## Task prompt
What is the number of lines that include the word "xlabel"? Provide only that figure.

+ + + + +

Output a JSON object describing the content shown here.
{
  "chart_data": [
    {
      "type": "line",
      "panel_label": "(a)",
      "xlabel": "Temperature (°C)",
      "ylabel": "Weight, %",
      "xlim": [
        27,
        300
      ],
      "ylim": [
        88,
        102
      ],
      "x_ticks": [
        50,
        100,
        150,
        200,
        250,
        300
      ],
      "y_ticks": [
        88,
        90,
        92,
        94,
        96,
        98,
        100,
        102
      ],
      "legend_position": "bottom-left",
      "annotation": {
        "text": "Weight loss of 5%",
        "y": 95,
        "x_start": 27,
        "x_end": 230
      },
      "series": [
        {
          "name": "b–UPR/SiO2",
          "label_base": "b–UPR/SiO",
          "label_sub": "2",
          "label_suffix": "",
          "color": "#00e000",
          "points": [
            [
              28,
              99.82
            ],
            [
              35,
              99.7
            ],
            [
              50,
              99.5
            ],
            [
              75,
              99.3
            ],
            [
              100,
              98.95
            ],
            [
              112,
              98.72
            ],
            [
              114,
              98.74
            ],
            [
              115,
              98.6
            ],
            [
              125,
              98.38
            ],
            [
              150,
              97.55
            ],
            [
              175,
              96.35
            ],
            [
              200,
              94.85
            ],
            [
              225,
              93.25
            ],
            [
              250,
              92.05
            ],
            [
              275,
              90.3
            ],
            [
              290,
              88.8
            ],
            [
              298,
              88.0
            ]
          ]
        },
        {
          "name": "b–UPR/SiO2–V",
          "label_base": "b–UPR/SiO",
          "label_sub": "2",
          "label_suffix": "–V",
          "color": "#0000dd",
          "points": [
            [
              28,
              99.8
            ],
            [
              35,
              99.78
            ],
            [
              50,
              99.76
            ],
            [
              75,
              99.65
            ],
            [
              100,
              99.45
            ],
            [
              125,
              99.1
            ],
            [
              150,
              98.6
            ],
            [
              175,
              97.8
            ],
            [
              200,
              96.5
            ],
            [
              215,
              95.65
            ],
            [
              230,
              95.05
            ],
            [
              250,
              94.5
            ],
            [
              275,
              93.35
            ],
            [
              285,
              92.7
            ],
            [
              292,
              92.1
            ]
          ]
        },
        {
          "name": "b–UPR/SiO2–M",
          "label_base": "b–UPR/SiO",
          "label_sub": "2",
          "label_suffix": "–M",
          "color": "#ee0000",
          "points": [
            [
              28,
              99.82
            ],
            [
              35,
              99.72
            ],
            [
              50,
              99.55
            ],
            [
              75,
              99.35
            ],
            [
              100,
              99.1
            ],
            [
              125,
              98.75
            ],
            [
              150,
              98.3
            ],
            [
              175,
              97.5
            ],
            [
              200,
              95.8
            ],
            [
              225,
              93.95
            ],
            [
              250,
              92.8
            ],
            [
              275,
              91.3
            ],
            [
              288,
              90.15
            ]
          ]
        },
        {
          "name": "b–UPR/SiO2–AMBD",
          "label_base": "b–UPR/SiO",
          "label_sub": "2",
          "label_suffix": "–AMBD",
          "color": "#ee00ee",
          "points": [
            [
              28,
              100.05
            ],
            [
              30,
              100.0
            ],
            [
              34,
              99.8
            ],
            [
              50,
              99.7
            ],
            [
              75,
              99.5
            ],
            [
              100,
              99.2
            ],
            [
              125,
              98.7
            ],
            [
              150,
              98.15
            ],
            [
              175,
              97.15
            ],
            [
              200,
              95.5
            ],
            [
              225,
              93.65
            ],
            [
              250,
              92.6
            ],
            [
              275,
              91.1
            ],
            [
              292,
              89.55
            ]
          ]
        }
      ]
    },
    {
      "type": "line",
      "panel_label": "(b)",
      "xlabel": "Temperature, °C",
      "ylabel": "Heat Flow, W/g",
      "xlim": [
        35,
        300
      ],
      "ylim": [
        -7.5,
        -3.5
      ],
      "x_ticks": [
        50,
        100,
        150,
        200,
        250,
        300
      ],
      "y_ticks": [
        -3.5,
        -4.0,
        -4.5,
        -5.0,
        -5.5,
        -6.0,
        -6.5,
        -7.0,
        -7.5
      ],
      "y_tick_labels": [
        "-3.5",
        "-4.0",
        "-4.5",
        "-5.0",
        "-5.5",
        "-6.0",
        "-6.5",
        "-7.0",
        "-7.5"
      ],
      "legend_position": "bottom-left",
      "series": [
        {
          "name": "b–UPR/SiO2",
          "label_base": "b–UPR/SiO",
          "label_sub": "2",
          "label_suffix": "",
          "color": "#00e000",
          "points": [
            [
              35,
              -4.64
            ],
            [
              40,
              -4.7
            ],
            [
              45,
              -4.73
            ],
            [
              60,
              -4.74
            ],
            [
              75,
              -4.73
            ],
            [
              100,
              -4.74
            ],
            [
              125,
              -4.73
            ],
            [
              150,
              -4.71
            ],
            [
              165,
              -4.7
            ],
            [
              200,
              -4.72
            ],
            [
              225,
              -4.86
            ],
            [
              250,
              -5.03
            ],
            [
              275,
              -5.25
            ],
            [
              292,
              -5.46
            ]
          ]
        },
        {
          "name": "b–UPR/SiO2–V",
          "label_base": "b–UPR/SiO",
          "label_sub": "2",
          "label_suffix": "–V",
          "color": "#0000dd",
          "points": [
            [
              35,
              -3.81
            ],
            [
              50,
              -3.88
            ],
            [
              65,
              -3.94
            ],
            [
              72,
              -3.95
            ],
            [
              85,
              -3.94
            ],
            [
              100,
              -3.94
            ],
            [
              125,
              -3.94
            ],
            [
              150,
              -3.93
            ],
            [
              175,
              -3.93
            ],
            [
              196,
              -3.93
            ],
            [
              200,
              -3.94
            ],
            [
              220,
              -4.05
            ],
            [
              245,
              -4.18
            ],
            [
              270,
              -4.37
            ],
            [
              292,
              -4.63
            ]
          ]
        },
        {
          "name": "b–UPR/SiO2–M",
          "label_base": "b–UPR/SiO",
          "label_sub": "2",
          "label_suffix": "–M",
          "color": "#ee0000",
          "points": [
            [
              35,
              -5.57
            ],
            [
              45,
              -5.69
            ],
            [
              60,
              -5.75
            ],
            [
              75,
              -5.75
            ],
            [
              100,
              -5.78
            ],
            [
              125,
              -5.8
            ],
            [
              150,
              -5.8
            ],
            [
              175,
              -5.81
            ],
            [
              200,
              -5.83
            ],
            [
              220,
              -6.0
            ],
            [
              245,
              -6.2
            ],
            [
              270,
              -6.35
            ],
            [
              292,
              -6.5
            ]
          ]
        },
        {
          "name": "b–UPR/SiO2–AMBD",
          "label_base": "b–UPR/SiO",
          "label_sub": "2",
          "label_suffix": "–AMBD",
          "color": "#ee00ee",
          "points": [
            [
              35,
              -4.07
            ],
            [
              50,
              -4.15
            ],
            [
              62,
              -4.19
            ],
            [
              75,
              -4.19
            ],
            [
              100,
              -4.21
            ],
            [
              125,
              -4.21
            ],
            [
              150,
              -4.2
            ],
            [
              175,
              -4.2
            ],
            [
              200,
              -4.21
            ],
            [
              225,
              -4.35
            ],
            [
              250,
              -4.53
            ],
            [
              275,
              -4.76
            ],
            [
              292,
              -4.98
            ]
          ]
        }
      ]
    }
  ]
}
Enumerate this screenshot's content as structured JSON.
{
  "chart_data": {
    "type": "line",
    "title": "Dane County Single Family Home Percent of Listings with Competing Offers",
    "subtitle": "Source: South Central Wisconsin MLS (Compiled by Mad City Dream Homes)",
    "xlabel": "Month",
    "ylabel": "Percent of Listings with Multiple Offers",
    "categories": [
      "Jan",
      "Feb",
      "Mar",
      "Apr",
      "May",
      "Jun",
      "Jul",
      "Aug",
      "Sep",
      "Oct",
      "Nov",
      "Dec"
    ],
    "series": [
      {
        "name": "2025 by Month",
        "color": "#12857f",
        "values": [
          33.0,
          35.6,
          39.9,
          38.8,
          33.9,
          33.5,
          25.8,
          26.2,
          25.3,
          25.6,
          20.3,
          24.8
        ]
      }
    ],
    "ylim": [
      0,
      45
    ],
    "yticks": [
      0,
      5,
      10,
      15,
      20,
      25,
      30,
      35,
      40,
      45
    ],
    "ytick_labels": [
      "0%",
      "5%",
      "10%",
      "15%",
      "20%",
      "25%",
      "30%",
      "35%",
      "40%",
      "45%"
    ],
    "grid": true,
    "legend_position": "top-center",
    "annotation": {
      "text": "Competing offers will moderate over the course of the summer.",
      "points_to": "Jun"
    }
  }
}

+ + + + +

## Output
3